THE DATA →
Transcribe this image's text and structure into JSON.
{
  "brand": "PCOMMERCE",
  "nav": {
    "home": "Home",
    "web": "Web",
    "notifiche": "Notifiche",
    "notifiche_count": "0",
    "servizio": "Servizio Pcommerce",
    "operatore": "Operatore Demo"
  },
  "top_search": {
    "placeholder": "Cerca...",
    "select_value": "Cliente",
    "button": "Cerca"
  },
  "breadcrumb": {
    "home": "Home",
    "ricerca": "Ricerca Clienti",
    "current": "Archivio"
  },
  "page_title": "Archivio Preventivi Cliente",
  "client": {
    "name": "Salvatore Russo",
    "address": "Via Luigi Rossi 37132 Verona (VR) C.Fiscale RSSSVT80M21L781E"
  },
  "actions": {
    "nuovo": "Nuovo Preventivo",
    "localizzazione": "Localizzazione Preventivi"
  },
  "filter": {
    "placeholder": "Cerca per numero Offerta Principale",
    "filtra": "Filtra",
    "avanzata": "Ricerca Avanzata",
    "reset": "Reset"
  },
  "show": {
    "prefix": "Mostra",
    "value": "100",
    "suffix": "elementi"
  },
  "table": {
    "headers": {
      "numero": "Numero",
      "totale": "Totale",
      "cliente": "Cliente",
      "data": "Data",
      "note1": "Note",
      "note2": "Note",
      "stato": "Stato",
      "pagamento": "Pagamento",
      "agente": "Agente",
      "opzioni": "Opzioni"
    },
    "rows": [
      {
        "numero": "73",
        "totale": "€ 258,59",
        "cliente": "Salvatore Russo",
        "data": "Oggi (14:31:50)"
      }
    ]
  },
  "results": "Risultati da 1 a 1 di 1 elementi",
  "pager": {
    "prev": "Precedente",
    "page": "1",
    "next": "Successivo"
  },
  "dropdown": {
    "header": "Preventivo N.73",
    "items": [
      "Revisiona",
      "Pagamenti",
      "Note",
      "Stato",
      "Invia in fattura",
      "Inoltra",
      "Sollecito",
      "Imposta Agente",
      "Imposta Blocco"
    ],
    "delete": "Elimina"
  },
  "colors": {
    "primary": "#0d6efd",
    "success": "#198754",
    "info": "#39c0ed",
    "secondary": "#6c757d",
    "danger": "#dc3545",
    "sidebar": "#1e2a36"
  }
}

WORK TO COMPLETE → What is the number of lines that hold the string "Russo"? Give it alone.

ANSWER BELOW → 2